*FRAGMENTO PROPORCIONADO*
◆ ◆ ◆ ◆

BLOG ORLANDO TAMBOSI
As "novas relgiões" não parecem dispostas a aceitar o saudável retiro ao âmbito privado: pretendem impor uma nova teologia da ecologia, do feminismo etc. J. L. González Quirós para Disidentia:
Aunque
la historia sea todavía más vieja, en la cultura contemporánea venimos
asistiendo a un notable incremento del prestigio de lo que se ha dado en
llamar relatos, especialmente, aunque no solo, en el ámbito de la
política. Probablemente el prestigio reciente de esta clase de retóricas
se debe a un libro ya vetusto (1980) de Lakoff y Johnson, Metaphors We
Live By, y tal vez no deba separarse del influjo de otro hit todavía más
notable de la historia intelectual contemporánea, el famoso libro de
Thomas S. Kuhn (The Structure of Scientifical Revolutions, 1960) que
puso en los supermercados el término “paradigma”, hasta un punto tal que
abundan los testigos presenciales de la desesperación del autor, en sus
últimos días, por afirmar que él no era kuhniano.
Reducido
a su más perversa y frecuente versión, el nervio del asunto lleva a
afirmar que solo importan las verdades de fondo, robustas, sólidas, algo
que pueda entender todo el mundo, aquello que pueda contarse suscitando
una emoción básica, que los detalles son alpiste, ganas de despistar. A
poco que se repare, nos encontramos con una epistemología de la
credulidad: basta estar en el lado correcto de la batalla para tener
siempre razón, sea lo que fuere de lo que se discuta. No suele decirse,
pero el procedimiento señala un camino dorado para la beatitud, porque
si aciertas a instalarte en el lado luminoso, las multitudes te darán la
razón, siempre tendrás a tu disposición una porción suculenta de verdad
apetecible, y nunca te sentirás solo.
Resulta
curioso, aunque tal vez no tanto, que esta forma de valorar la
comunicación, de enfrentarse a las cosas, se haya podido imponer al
tiempo que circulan abundantemente hipótesis bastante contrarias: que la
realidad es compleja, que la información disponible tiende al infinito,
o que todo es “relativo”. Desde el punto de vista del receptor, la
estrategia de primar el relato antes que la argumentación supone una
apuesta clara por el conformismo y la comodidad, una reafirmación de los
prejuicios de cada cual sobre cualquier posibilidad que nos arruine
nuestra buena y complaciente conciencia. Tal vez lo más curioso del caso
es que abunden los relatos que pretenden ser embajadores de alguna
supuesta “ciencia”, olvidando la sanísima conseja del gran Feynman, que,
por lo pronto, la ciencia comienza cuando dejamos de creer en lo que se
nos cuenta.

◆ ◆ ◆ ◆

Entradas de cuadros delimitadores
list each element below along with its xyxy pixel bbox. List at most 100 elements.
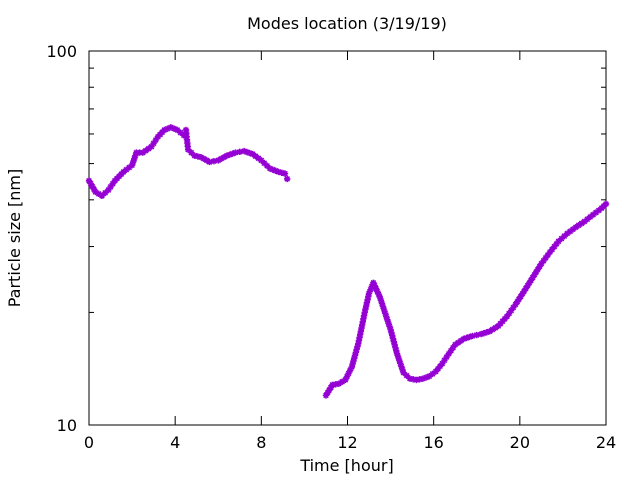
x-tick-label: 12 (337, 433, 357, 452)
data-point (508, 307, 515, 314)
data-point (351, 352, 359, 359)
data-point (483, 329, 491, 336)
data-point (393, 347, 400, 354)
data-point (142, 147, 149, 154)
data-point (183, 130, 190, 137)
data-point (332, 381, 339, 388)
data-point (569, 226, 577, 233)
data-point (229, 150, 236, 157)
data-point (375, 290, 382, 298)
x-tick-label: 0 (84, 433, 94, 452)
y-tick-label: 10 (57, 416, 77, 435)
data-point (90, 185, 98, 193)
data-point (132, 152, 139, 159)
data-point (258, 157, 265, 164)
data-point (410, 376, 417, 383)
data-point (376, 293, 384, 301)
data-point (182, 126, 190, 134)
data-point (177, 129, 184, 136)
data-point (98, 192, 106, 200)
data-points (85, 124, 610, 399)
y-tick-label: 100 (46, 42, 77, 61)
data-point (542, 254, 549, 262)
data-point (445, 350, 452, 358)
data-point (191, 152, 198, 159)
data-point (385, 319, 392, 327)
data-point (123, 166, 130, 173)
data-point (240, 147, 248, 155)
data-point (544, 251, 552, 259)
data-point (372, 285, 380, 292)
data-point (210, 157, 218, 165)
data-point (87, 180, 94, 187)
data-point (377, 296, 385, 304)
data-point (429, 370, 436, 378)
data-point (602, 200, 610, 208)
data-point (255, 155, 262, 162)
data-point (449, 344, 457, 351)
data-point (452, 341, 459, 348)
data-point (394, 353, 402, 361)
x-tick-label: 8 (256, 433, 266, 452)
data-point (406, 375, 414, 382)
data-point (164, 125, 171, 132)
data-point (454, 339, 462, 346)
data-point (150, 140, 157, 147)
data-point (413, 376, 420, 384)
data-point (378, 300, 386, 307)
data-point (397, 360, 404, 367)
data-point (126, 164, 133, 171)
x-tick-label: 20 (510, 433, 530, 452)
data-point (180, 132, 187, 139)
data-point (152, 136, 159, 144)
data-point (416, 376, 423, 383)
data-point (473, 331, 480, 339)
data-point (133, 149, 140, 156)
data-point (167, 124, 175, 131)
data-point (564, 230, 571, 237)
data-point (148, 143, 155, 150)
data-point (443, 353, 450, 361)
data-point (109, 180, 116, 187)
data-point (578, 220, 585, 227)
data-point (422, 374, 430, 381)
data-point (486, 328, 493, 335)
data-point (131, 155, 138, 163)
data-point (128, 162, 136, 169)
data-point (283, 175, 291, 183)
data-point (105, 186, 112, 194)
data-point (441, 357, 448, 364)
data-point (170, 125, 178, 132)
data-point (383, 313, 390, 320)
y-axis-label: Particle size [nm] (5, 169, 24, 308)
data-point (85, 177, 93, 184)
data-point (387, 326, 394, 333)
data-point (551, 243, 558, 250)
data-point (220, 154, 228, 161)
data-point (436, 362, 444, 370)
data-point (343, 373, 351, 380)
data-point (354, 343, 361, 350)
data-point (398, 363, 405, 370)
data-point (365, 290, 373, 297)
data-point (89, 183, 96, 190)
x-tick-label: 4 (170, 433, 180, 452)
data-point (540, 257, 547, 264)
data-point (101, 189, 109, 197)
data-point (272, 167, 279, 174)
data-point (352, 349, 360, 356)
data-point (561, 232, 568, 240)
data-point (439, 360, 446, 367)
data-point (338, 378, 346, 385)
data-point (592, 209, 600, 216)
data-point (572, 223, 580, 231)
data-point (266, 165, 274, 172)
data-point (129, 158, 137, 166)
data-point (587, 213, 594, 221)
x-tick-label: 24 (596, 433, 616, 452)
data-point (249, 150, 256, 158)
data-point (188, 149, 195, 156)
data-point (589, 211, 597, 218)
data-point (351, 354, 358, 362)
data-point (584, 216, 591, 223)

◆ ◆ ◆ ◆

*CONSIGNA*
Continúa el texto sobre el prestigio de los relatos a partir de su última oración.

*RESULTADO DEL EJERCICIO*
Los
argumentos no llaman a la sensibilidad sino a algo más trabajoso, a la
racionalidad crítica, y eso tiene bastante mala prensa en los ambientes
en que tienden a imponerse los forofos, la gente que domina el relato
coherente, la consigna dura, el epíteto contundente. Los relatos apuntan
siempre a un mundo perfecto, nos explican el malestar que padecemos y
nos señalan con nitidez al malo de la película, por ello nos mueven a
actuar y nos hacen sentirnos protagonistas además de que siempre parecen
dar bastante más de lo que nos piden (lo que para un público
semiavisado debería ser automáticamente indicio de sospecha).
Argumentar
es algo más exigente que contar historias, de la misma forma que
escribir una gran novela es algo ligeramente más arduo e inhabitual que
emborronar trecientas páginas en plan X (póngase el autor plomo y
pedante de su preferencia). Así sucede que cuando está preferencia por
lo sentimental penetra en la política, y es inevitable que lo haga, las
propuestas inteligentes desaparecen y los argumentos con peso ceden el
paso a cualquier cosa fácil de sostener y que se ofrezca con una melodía
euforizante.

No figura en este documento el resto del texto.